### Material to process

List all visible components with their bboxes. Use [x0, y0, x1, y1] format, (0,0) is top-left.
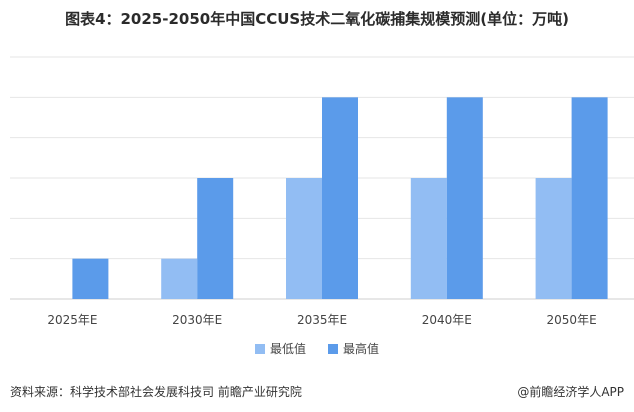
- legend-label-min: 最低值: [269, 342, 306, 356]
- bar-min-4: [535, 178, 572, 299]
- bar-max-0: [72, 258, 109, 299]
- x-tick-label: 2030年E: [172, 313, 222, 327]
- legend-label-max: 最高值: [343, 342, 380, 356]
- bar-max-3: [446, 97, 483, 299]
- legend-swatch-min: [254, 343, 265, 354]
- legend: 最低值 最高值: [0, 340, 634, 357]
- bar-max-2: [322, 97, 358, 299]
- source-note: 资料来源：科学技术部社会发展科技司 前瞻产业研究院: [10, 385, 302, 399]
- chart-title: 图表4：2025-2050年中国CCUS技术二氧化碳捕集规模预测(单位：万吨): [65, 10, 569, 28]
- credit-note: @前瞻经济学人APP: [517, 385, 624, 399]
- x-tick-label: 2035年E: [297, 313, 347, 327]
- bar-min-2: [286, 178, 322, 299]
- x-axis-labels: 2025年E 2030年E 2035年E 2040年E 2050年E: [47, 313, 596, 327]
- bar-max-1: [197, 178, 234, 299]
- x-tick-label: 2025年E: [47, 313, 97, 327]
- legend-item-min: 最低值: [254, 340, 306, 357]
- bar-max-4: [571, 97, 608, 299]
- bar-min-3: [410, 178, 447, 299]
- x-tick-label: 2050年E: [547, 313, 597, 327]
- bar-min-1: [161, 258, 198, 299]
- bars: [72, 97, 608, 299]
- legend-item-max: 最高值: [328, 340, 379, 357]
- legend-swatch-max: [328, 343, 338, 354]
- x-tick-label: 2040年E: [422, 313, 472, 327]
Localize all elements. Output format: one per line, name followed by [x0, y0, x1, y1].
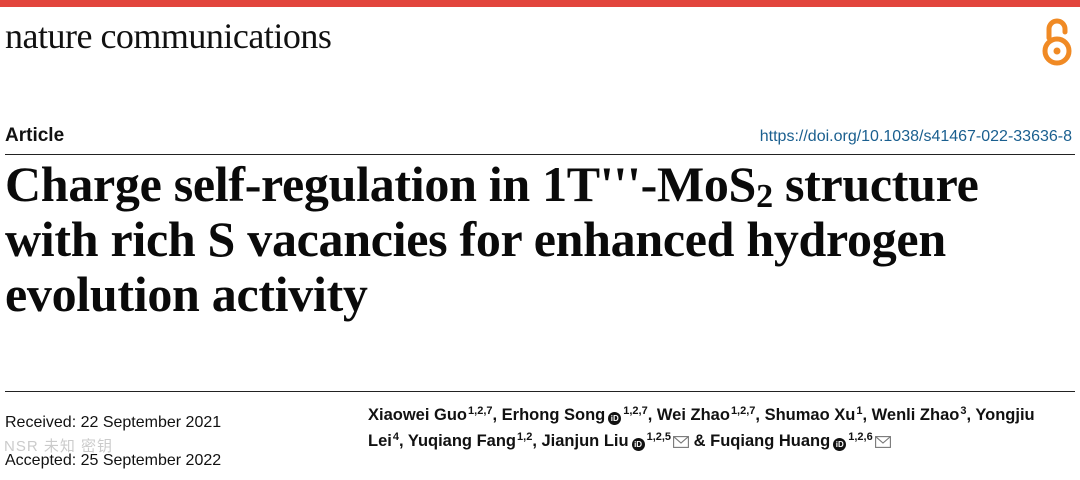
author[interactable]: Wenli Zhao3: [871, 405, 967, 425]
author[interactable]: Wei Zhao1,2,7: [656, 405, 756, 425]
author[interactable]: & Fuqiang Huang iD1,2,6: [693, 431, 891, 451]
mail-icon[interactable]: [874, 430, 891, 456]
author-affiliation: 1,2,6: [848, 431, 873, 443]
journal-name[interactable]: nature communications: [5, 16, 332, 56]
open-access-icon: [1042, 18, 1072, 66]
divider-top: [5, 154, 1075, 155]
received-date: Received: 22 September 2021: [5, 414, 222, 431]
author-name[interactable]: Xiaowei Guo: [368, 406, 468, 424]
top-accent-bar: [0, 0, 1080, 7]
mail-icon[interactable]: [673, 430, 689, 456]
article-title: Charge self-regulation in 1T'''-MoS2 str…: [5, 157, 1077, 322]
author-name[interactable]: Yuqiang Fang: [407, 432, 517, 450]
divider-bottom: [5, 391, 1075, 392]
author-name[interactable]: Erhong Song: [501, 406, 606, 424]
author-affiliation: 1,2,7: [468, 405, 493, 417]
orcid-icon[interactable]: iD: [833, 438, 847, 451]
author-name[interactable]: Yongjiu Lei: [368, 406, 1035, 450]
title-line-2: with rich S vacancies for enhanced hydro…: [5, 211, 946, 267]
author-affiliation: 1: [856, 405, 863, 417]
author-name[interactable]: Fuqiang Huang: [710, 432, 831, 450]
author[interactable]: Xiaowei Guo1,2,7: [368, 405, 493, 425]
title-line-3: evolution activity: [5, 266, 368, 322]
orcid-icon[interactable]: iD: [631, 438, 645, 451]
author-affiliation: 1,2,7: [623, 405, 648, 417]
article-type: Article: [5, 125, 65, 146]
watermark: NSR 未知 密钥: [4, 438, 114, 455]
author-affiliation: 1,2,5: [646, 431, 672, 443]
author-affiliation: 1,2: [517, 431, 533, 443]
author[interactable]: Shumao Xu1: [764, 405, 863, 425]
doi-link[interactable]: https://doi.org/10.1038/s41467-022-33636…: [759, 128, 1072, 145]
title-line-1: Charge self-regulation in 1T'''-MoS2 str…: [5, 156, 979, 215]
author-affiliation: 1,2,7: [730, 405, 756, 417]
author-name[interactable]: Shumao Xu: [764, 406, 856, 424]
author-conjunction: &: [693, 432, 711, 450]
author-affiliation: 4: [392, 431, 399, 443]
author[interactable]: Yuqiang Fang1,2: [407, 431, 533, 451]
author[interactable]: Erhong Song iD1,2,7: [501, 405, 648, 425]
orcid-icon[interactable]: iD: [608, 412, 622, 425]
author-name[interactable]: Wei Zhao: [656, 406, 730, 424]
author-affiliation: 3: [960, 405, 967, 417]
dates-block: Received: 22 September 2021 Accepted: 25…: [5, 404, 221, 480]
author-list: Xiaowei Guo1,2,7, Erhong Song iD1,2,7, We…: [368, 402, 1073, 456]
author[interactable]: Jianjun Liu iD1,2,5: [541, 431, 689, 451]
author-name[interactable]: Wenli Zhao: [871, 406, 960, 424]
author[interactable]: Yongjiu Lei4: [368, 406, 1035, 450]
author-name[interactable]: Jianjun Liu: [541, 432, 629, 450]
accepted-date: Accepted: 25 September 2022: [5, 452, 222, 469]
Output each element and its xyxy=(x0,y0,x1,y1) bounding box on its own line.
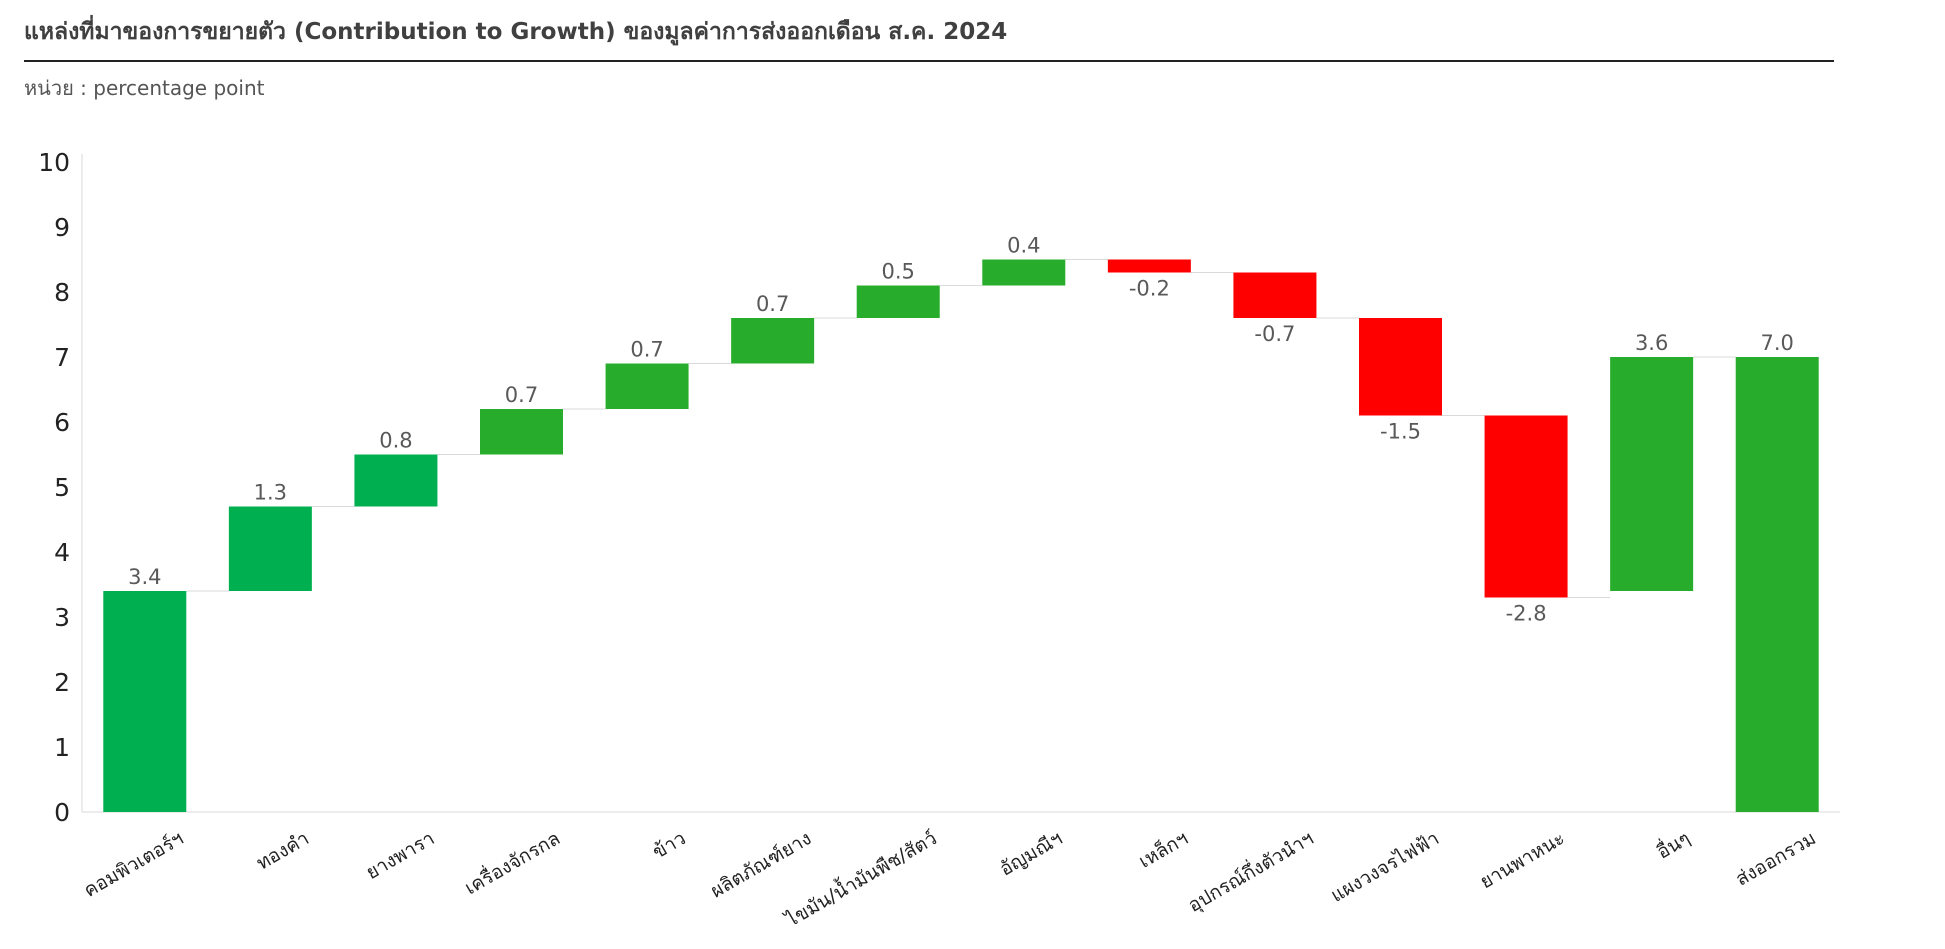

######

Problem description —
Can you copy out every entry above word for word, leaving out the pictures?

Output for this exercise —
List all visible components with their bboxes. Use [x0, y0, x1, y1] format, (0,0) is top-left.
- legend-label-min: 最低值: [269, 342, 306, 356]
- bar-min-4: [535, 178, 572, 299]
- bar-max-0: [72, 258, 109, 299]
- x-tick-label: 2030年E: [172, 313, 222, 327]
- legend-label-max: 最高值: [343, 342, 380, 356]
- bar-max-3: [446, 97, 483, 299]
- legend-swatch-min: [254, 343, 265, 354]
- legend: 最低值 最高值: [0, 340, 634, 357]
- bar-max-2: [322, 97, 358, 299]
- source-note: 资料来源：科学技术部社会发展科技司 前瞻产业研究院: [10, 385, 302, 399]
- chart-title: 图表4：2025-2050年中国CCUS技术二氧化碳捕集规模预测(单位：万吨): [65, 10, 569, 28]
- credit-note: @前瞻经济学人APP: [517, 385, 624, 399]
- x-tick-label: 2035年E: [297, 313, 347, 327]
- bar-min-2: [286, 178, 322, 299]
- x-axis-labels: 2025年E 2030年E 2035年E 2040年E 2050年E: [47, 313, 596, 327]
- bar-max-1: [197, 178, 234, 299]
- x-tick-label: 2025年E: [47, 313, 97, 327]
- legend-item-min: 最低值: [254, 340, 306, 357]
- bar-max-4: [571, 97, 608, 299]
- bar-min-3: [410, 178, 447, 299]
- x-tick-label: 2050年E: [547, 313, 597, 327]
- bar-min-1: [161, 258, 198, 299]
- bars: [72, 97, 608, 299]
- legend-item-max: 最高值: [328, 340, 379, 357]
- legend-swatch-max: [328, 343, 338, 354]
- x-tick-label: 2040年E: [422, 313, 472, 327]
Localize all elements. Output format: one per line, name followed by [x0, y0, x1, y1].
author[interactable]: Wenli Zhao3: [871, 405, 967, 425]
author[interactable]: Wei Zhao1,2,7: [656, 405, 756, 425]
author[interactable]: & Fuqiang Huang iD1,2,6: [693, 431, 891, 451]
mail-icon[interactable]: [874, 430, 891, 456]
author-affiliation: 1,2,6: [848, 431, 873, 443]
journal-name[interactable]: nature communications: [5, 16, 332, 56]
open-access-icon: [1042, 18, 1072, 66]
divider-top: [5, 154, 1075, 155]
received-date: Received: 22 September 2021: [5, 414, 222, 431]
author-name[interactable]: Xiaowei Guo: [368, 406, 468, 424]
top-accent-bar: [0, 0, 1080, 7]
mail-icon[interactable]: [673, 430, 689, 456]
article-title: Charge self-regulation in 1T'''-MoS2 str…: [5, 157, 1077, 322]
author-name[interactable]: Yuqiang Fang: [407, 432, 517, 450]
divider-bottom: [5, 391, 1075, 392]
author-name[interactable]: Erhong Song: [501, 406, 606, 424]
author-affiliation: 1,2,7: [468, 405, 493, 417]
orcid-icon[interactable]: iD: [833, 438, 847, 451]
author-name[interactable]: Yongjiu Lei: [368, 406, 1035, 450]
title-line-2: with rich S vacancies for enhanced hydro…: [5, 211, 946, 267]
author-affiliation: 1: [856, 405, 863, 417]
author-name[interactable]: Fuqiang Huang: [710, 432, 831, 450]
author[interactable]: Xiaowei Guo1,2,7: [368, 405, 493, 425]
title-line-3: evolution activity: [5, 266, 368, 322]
orcid-icon[interactable]: iD: [631, 438, 645, 451]
author-affiliation: 1,2,7: [623, 405, 648, 417]
article-type: Article: [5, 125, 65, 146]
watermark: NSR 未知 密钥: [4, 438, 114, 455]
author-affiliation: 1,2,5: [646, 431, 672, 443]
author-affiliation: 1,2: [517, 431, 533, 443]
author[interactable]: Shumao Xu1: [764, 405, 863, 425]
doi-link[interactable]: https://doi.org/10.1038/s41467-022-33636…: [759, 128, 1072, 145]
title-line-1: Charge self-regulation in 1T'''-MoS2 str…: [5, 156, 979, 215]
author-affiliation: 1,2,7: [730, 405, 756, 417]
author-name[interactable]: Shumao Xu: [764, 406, 856, 424]
author-conjunction: &: [693, 432, 711, 450]
author-affiliation: 4: [392, 431, 399, 443]
author[interactable]: Yuqiang Fang1,2: [407, 431, 533, 451]
author[interactable]: Erhong Song iD1,2,7: [501, 405, 648, 425]
orcid-icon[interactable]: iD: [608, 412, 622, 425]
author-name[interactable]: Wei Zhao: [656, 406, 730, 424]
author-affiliation: 3: [960, 405, 967, 417]
dates-block: Received: 22 September 2021 Accepted: 25…: [5, 404, 221, 480]
author-list: Xiaowei Guo1,2,7, Erhong Song iD1,2,7, We…: [368, 402, 1073, 456]
author[interactable]: Jianjun Liu iD1,2,5: [541, 431, 689, 451]
author-name[interactable]: Wenli Zhao: [871, 406, 960, 424]
author[interactable]: Yongjiu Lei4: [368, 406, 1035, 450]
author-name[interactable]: Jianjun Liu: [541, 432, 629, 450]
accepted-date: Accepted: 25 September 2022: [5, 452, 222, 469]
Output each element and its xyxy=(x0,y0,x1,y1) bounding box on its own line.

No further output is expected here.